Input for this task:
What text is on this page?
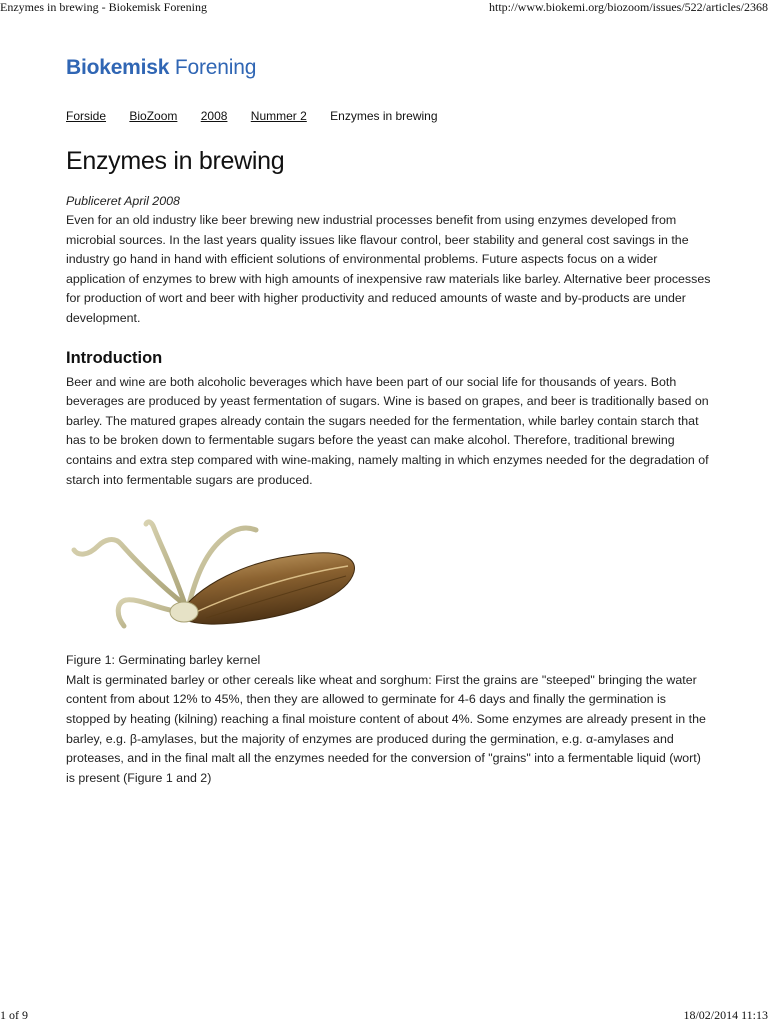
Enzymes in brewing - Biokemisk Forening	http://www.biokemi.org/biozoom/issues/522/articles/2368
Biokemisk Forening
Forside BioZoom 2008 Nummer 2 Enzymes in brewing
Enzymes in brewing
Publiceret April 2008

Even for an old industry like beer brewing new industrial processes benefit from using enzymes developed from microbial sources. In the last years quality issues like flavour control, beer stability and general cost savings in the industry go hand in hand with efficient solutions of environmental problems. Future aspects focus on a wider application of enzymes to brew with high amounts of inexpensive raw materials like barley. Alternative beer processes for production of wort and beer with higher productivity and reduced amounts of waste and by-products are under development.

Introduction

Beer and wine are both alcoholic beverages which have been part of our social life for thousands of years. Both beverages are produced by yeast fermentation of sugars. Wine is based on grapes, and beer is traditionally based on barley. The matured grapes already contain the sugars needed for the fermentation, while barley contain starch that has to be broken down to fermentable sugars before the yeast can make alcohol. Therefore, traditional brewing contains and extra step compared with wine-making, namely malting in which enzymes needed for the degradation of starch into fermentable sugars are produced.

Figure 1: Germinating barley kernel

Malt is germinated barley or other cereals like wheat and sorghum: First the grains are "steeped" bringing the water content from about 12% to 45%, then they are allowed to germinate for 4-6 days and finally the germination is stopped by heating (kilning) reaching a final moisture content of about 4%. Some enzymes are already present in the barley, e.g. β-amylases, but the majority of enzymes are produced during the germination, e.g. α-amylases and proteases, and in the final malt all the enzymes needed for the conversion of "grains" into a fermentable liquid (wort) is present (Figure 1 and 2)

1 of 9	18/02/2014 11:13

Exercise objective: Pictures aside, reproduce every record exactly as it stands.

Reply:
What text is on this page?
Enzymes in brewing - Biokemisk Forening	http://www.biokemi.org/biozoom/issues/522/articles/2368
Biokemisk Forening
Forside BioZoom 2008 Nummer 2 Enzymes in brewing
Enzymes in brewing
Publiceret April 2008

Even for an old industry like beer brewing new industrial processes benefit from using enzymes developed from microbial sources. In the last years quality issues like flavour control, beer stability and general cost savings in the industry go hand in hand with efficient solutions of environmental problems. Future aspects focus on a wider application of enzymes to brew with high amounts of inexpensive raw materials like barley. Alternative beer processes for production of wort and beer with higher productivity and reduced amounts of waste and by-products are under development.

Introduction

Beer and wine are both alcoholic beverages which have been part of our social life for thousands of years. Both beverages are produced by yeast fermentation of sugars. Wine is based on grapes, and beer is traditionally based on barley. The matured grapes already contain the sugars needed for the fermentation, while barley contain starch that has to be broken down to fermentable sugars before the yeast can make alcohol. Therefore, traditional brewing contains and extra step compared with wine-making, namely malting in which enzymes needed for the degradation of starch into fermentable sugars are produced.

Figure 1: Germinating barley kernel

Malt is germinated barley or other cereals like wheat and sorghum: First the grains are "steeped" bringing the water content from about 12% to 45%, then they are allowed to germinate for 4-6 days and finally the germination is stopped by heating (kilning) reaching a final moisture content of about 4%. Some enzymes are already present in the barley, e.g. β-amylases, but the majority of enzymes are produced during the germination, e.g. α-amylases and proteases, and in the final malt all the enzymes needed for the conversion of "grains" into a fermentable liquid (wort) is present (Figure 1 and 2)

1 of 9	18/02/2014 11:13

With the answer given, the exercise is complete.